DATA SHOWN ▸
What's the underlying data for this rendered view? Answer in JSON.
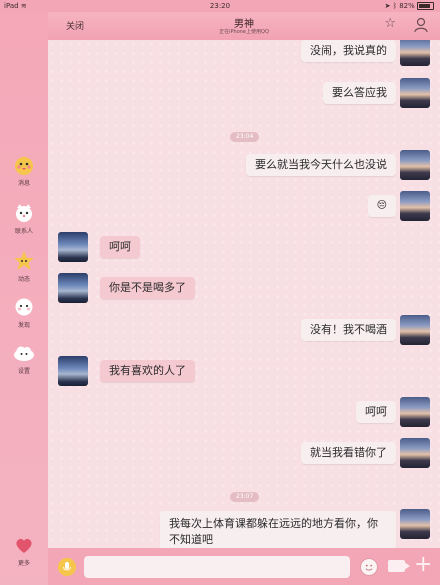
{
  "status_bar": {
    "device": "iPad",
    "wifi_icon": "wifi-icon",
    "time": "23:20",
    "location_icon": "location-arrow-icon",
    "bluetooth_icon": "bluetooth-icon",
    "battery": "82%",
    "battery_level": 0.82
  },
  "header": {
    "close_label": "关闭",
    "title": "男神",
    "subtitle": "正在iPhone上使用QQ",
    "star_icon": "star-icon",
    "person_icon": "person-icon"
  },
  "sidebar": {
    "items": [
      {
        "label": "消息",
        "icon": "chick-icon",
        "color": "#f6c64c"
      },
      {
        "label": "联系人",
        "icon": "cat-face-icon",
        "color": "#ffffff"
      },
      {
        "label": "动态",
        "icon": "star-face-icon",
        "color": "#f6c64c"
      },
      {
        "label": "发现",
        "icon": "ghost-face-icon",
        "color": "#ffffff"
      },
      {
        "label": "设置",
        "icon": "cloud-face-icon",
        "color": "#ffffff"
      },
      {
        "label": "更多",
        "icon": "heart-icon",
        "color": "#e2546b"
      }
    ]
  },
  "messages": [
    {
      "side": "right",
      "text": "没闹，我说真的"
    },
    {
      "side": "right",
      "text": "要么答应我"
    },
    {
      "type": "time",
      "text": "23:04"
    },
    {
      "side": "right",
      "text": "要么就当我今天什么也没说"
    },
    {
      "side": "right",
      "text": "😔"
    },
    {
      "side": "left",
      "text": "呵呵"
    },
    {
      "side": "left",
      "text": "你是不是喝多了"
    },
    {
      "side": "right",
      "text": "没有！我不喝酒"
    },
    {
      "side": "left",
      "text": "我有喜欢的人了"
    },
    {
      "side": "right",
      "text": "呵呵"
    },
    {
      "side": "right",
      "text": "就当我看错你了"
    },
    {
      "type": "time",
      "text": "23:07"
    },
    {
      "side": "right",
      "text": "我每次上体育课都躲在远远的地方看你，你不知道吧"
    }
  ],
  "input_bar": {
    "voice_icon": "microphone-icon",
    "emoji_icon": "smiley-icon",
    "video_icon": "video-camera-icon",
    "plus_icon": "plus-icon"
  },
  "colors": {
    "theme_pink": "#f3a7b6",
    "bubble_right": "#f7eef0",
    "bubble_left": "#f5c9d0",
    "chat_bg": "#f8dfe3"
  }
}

AIM OF THE EXERCISE ▸ Images in the data above are to be skipped. Retype all other material exactly.

FULL ANSWER ▸
What's the underlying data for this rendered view? Answer in JSON.
{
  "status_bar": {
    "device": "iPad",
    "wifi_icon": "wifi-icon",
    "time": "23:20",
    "location_icon": "location-arrow-icon",
    "bluetooth_icon": "bluetooth-icon",
    "battery": "82%",
    "battery_level": 0.82
  },
  "header": {
    "close_label": "关闭",
    "title": "男神",
    "subtitle": "正在iPhone上使用QQ",
    "star_icon": "star-icon",
    "person_icon": "person-icon"
  },
  "sidebar": {
    "items": [
      {
        "label": "消息",
        "icon": "chick-icon",
        "color": "#f6c64c"
      },
      {
        "label": "联系人",
        "icon": "cat-face-icon",
        "color": "#ffffff"
      },
      {
        "label": "动态",
        "icon": "star-face-icon",
        "color": "#f6c64c"
      },
      {
        "label": "发现",
        "icon": "ghost-face-icon",
        "color": "#ffffff"
      },
      {
        "label": "设置",
        "icon": "cloud-face-icon",
        "color": "#ffffff"
      },
      {
        "label": "更多",
        "icon": "heart-icon",
        "color": "#e2546b"
      }
    ]
  },
  "messages": [
    {
      "side": "right",
      "text": "没闹，我说真的"
    },
    {
      "side": "right",
      "text": "要么答应我"
    },
    {
      "type": "time",
      "text": "23:04"
    },
    {
      "side": "right",
      "text": "要么就当我今天什么也没说"
    },
    {
      "side": "right",
      "text": "😔"
    },
    {
      "side": "left",
      "text": "呵呵"
    },
    {
      "side": "left",
      "text": "你是不是喝多了"
    },
    {
      "side": "right",
      "text": "没有！我不喝酒"
    },
    {
      "side": "left",
      "text": "我有喜欢的人了"
    },
    {
      "side": "right",
      "text": "呵呵"
    },
    {
      "side": "right",
      "text": "就当我看错你了"
    },
    {
      "type": "time",
      "text": "23:07"
    },
    {
      "side": "right",
      "text": "我每次上体育课都躲在远远的地方看你，你不知道吧"
    }
  ],
  "input_bar": {
    "voice_icon": "microphone-icon",
    "emoji_icon": "smiley-icon",
    "video_icon": "video-camera-icon",
    "plus_icon": "plus-icon"
  },
  "colors": {
    "theme_pink": "#f3a7b6",
    "bubble_right": "#f7eef0",
    "bubble_left": "#f5c9d0",
    "chat_bg": "#f8dfe3"
  }
}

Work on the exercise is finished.